STATED EXERCISE – Give the number of lines below that contain the word "House", and nothing else.

DATA SUPPLIED –

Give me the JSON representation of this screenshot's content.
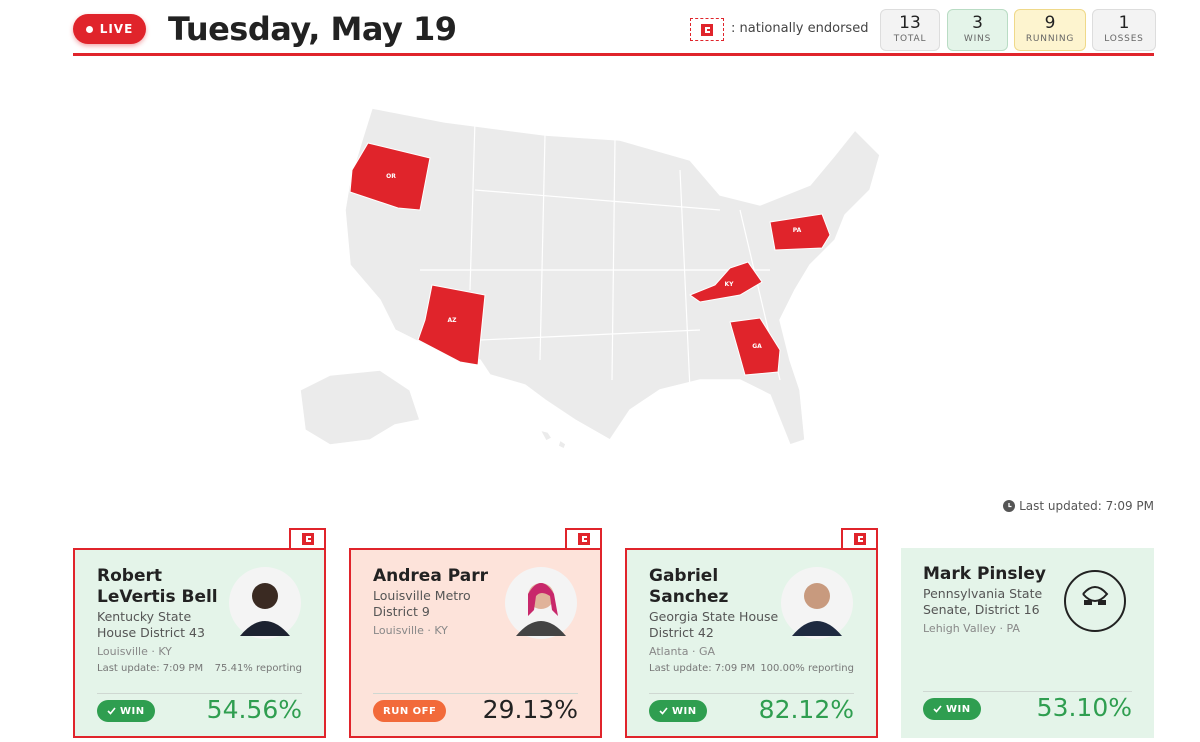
{
  "header": {
    "live": "LIVE",
    "date": "Tuesday, May 19",
    "legend": ": nationally endorsed",
    "stats": [
      {
        "value": 13,
        "label": "TOTAL"
      },
      {
        "value": 3,
        "label": "WINS"
      },
      {
        "value": 9,
        "label": "RUNNING"
      },
      {
        "value": 1,
        "label": "LOSSES"
      }
    ]
  },
  "map": {
    "states": [
      "OR",
      "PA",
      "KY",
      "AZ",
      "GA"
    ]
  },
  "last_updated": "Last updated: 7:09 PM",
  "cards": [
    {
      "name": "Robert LeVertis Bell",
      "office": "Kentucky State House District 43",
      "location": "Louisville · KY",
      "update": "Last update: 7:09 PM",
      "reporting": "75.41% reporting",
      "status": "WIN",
      "percent": "54.56%"
    },
    {
      "name": "Andrea Parr",
      "office": "Louisville Metro District 9",
      "location": "Louisville · KY",
      "status": "RUN OFF",
      "percent": "29.13%"
    },
    {
      "name": "Gabriel Sanchez",
      "office": "Georgia State House District 42",
      "location": "Atlanta · GA",
      "update": "Last update: 7:09 PM",
      "reporting": "100.00% reporting",
      "status": "WIN",
      "percent": "82.12%"
    },
    {
      "name": "Mark Pinsley",
      "office": "Pennsylvania State Senate, District 16",
      "location": "Lehigh Valley · PA",
      "status": "WIN",
      "percent": "53.10%"
    }
  ]
}
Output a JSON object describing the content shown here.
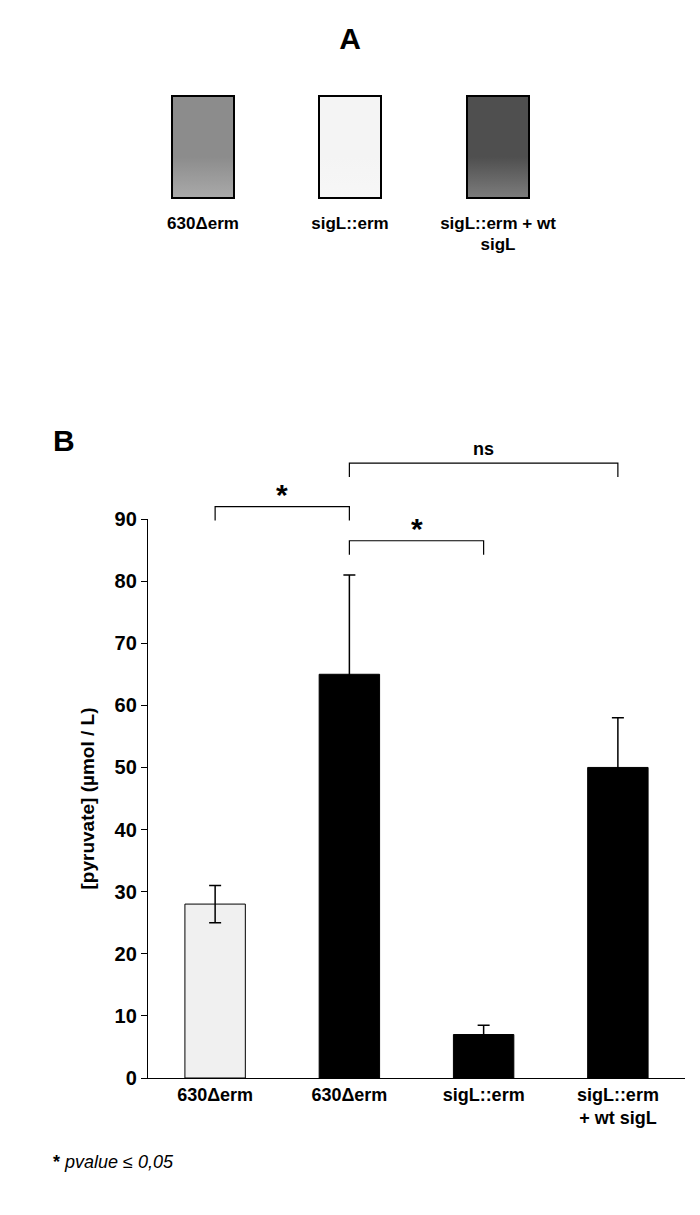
{
  "panel_a": {
    "label": "A",
    "samples": [
      "630Δerm",
      "sigL::erm",
      "sigL::erm + wt sigL"
    ],
    "colors": [
      "#8c8c8c",
      "#f4f4f4",
      "#4f4f4f"
    ]
  },
  "chart_data": {
    "type": "bar",
    "panel_label": "B",
    "categories": [
      "630Δerm",
      "630Δerm",
      "sigL::erm",
      "sigL::erm + wt sigL"
    ],
    "values": [
      28,
      65,
      7,
      50
    ],
    "errors": [
      3,
      16,
      1.5,
      8
    ],
    "colors": [
      "#f0f0f0",
      "#000000",
      "#000000",
      "#000000"
    ],
    "y_label": "[pyruvate] (µmol / L)",
    "ylim": [
      0,
      90
    ],
    "yticks": [
      0,
      10,
      20,
      30,
      40,
      50,
      60,
      70,
      80,
      90
    ],
    "grid": false,
    "significance": [
      {
        "from": 0,
        "to": 1,
        "y": 92,
        "label": "*"
      },
      {
        "from": 1,
        "to": 2,
        "y": 86.5,
        "label": "*"
      },
      {
        "from": 1,
        "to": 3,
        "y": 99,
        "label": "ns"
      }
    ],
    "footnote": "* pvalue ≤ 0,05"
  }
}
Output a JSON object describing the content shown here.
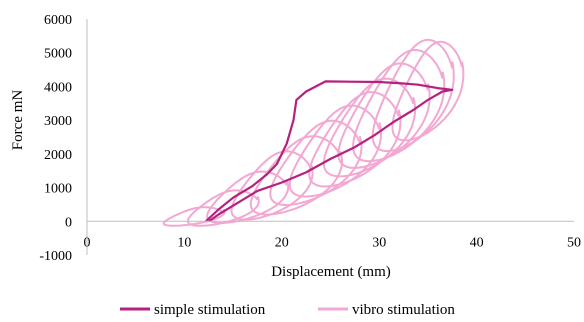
{
  "chart_data": {
    "type": "line",
    "xlabel": "Displacement (mm)",
    "ylabel": "Force mN",
    "xlim": [
      0,
      50
    ],
    "ylim": [
      -1000,
      6000
    ],
    "x_ticks": [
      0,
      10,
      20,
      30,
      40,
      50
    ],
    "y_ticks": [
      -1000,
      0,
      1000,
      2000,
      3000,
      4000,
      5000,
      6000
    ],
    "grid": false,
    "legend_position": "bottom",
    "colors": {
      "simple": "#b5217e",
      "vibro": "#f2a8d2"
    },
    "series": [
      {
        "name": "simple stimulation",
        "color": "#b5217e",
        "points": [
          [
            12.2,
            0
          ],
          [
            13.5,
            350
          ],
          [
            15,
            700
          ],
          [
            17,
            1050
          ],
          [
            18.5,
            1400
          ],
          [
            19.5,
            1700
          ],
          [
            20.5,
            2300
          ],
          [
            21.2,
            3000
          ],
          [
            21.5,
            3600
          ],
          [
            22.5,
            3850
          ],
          [
            24.5,
            4150
          ],
          [
            27,
            4140
          ],
          [
            30,
            4130
          ],
          [
            32,
            4100
          ],
          [
            34,
            4050
          ],
          [
            36,
            3950
          ],
          [
            37.5,
            3900
          ],
          [
            36.5,
            3850
          ],
          [
            35,
            3600
          ],
          [
            33.5,
            3300
          ],
          [
            31.5,
            2950
          ],
          [
            29.5,
            2550
          ],
          [
            27.5,
            2200
          ],
          [
            25,
            1850
          ],
          [
            22.5,
            1450
          ],
          [
            20,
            1150
          ],
          [
            17.5,
            900
          ],
          [
            15.5,
            550
          ],
          [
            13.5,
            200
          ],
          [
            12.5,
            0
          ]
        ]
      },
      {
        "name": "vibro stimulation",
        "color": "#f2a8d2",
        "loops": [
          {
            "cx": 11,
            "cy": 100,
            "rx": 3,
            "ry": 300,
            "drift": 100
          },
          {
            "cx": 14,
            "cy": 350,
            "rx": 3.5,
            "ry": 550,
            "drift": 100
          },
          {
            "cx": 16.5,
            "cy": 650,
            "rx": 4,
            "ry": 800,
            "drift": 150
          },
          {
            "cx": 19,
            "cy": 1000,
            "rx": 4,
            "ry": 1050,
            "drift": 150
          },
          {
            "cx": 21.5,
            "cy": 1300,
            "rx": 4.5,
            "ry": 1200,
            "drift": 150
          },
          {
            "cx": 23.5,
            "cy": 1650,
            "rx": 4.5,
            "ry": 1300,
            "drift": 200
          },
          {
            "cx": 25.5,
            "cy": 2000,
            "rx": 4.5,
            "ry": 1400,
            "drift": 200
          },
          {
            "cx": 27.5,
            "cy": 2350,
            "rx": 4.5,
            "ry": 1450,
            "drift": 200
          },
          {
            "cx": 29,
            "cy": 2700,
            "rx": 4.5,
            "ry": 1500,
            "drift": 200
          },
          {
            "cx": 30.5,
            "cy": 3050,
            "rx": 4.5,
            "ry": 1600,
            "drift": 200
          },
          {
            "cx": 32,
            "cy": 3350,
            "rx": 4.5,
            "ry": 1700,
            "drift": 200
          },
          {
            "cx": 33.5,
            "cy": 3650,
            "rx": 4,
            "ry": 1700,
            "drift": 200
          },
          {
            "cx": 35,
            "cy": 3800,
            "rx": 3.5,
            "ry": 1500,
            "drift": 150
          }
        ]
      }
    ]
  }
}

OUTPUT FOR THIS TASK – 2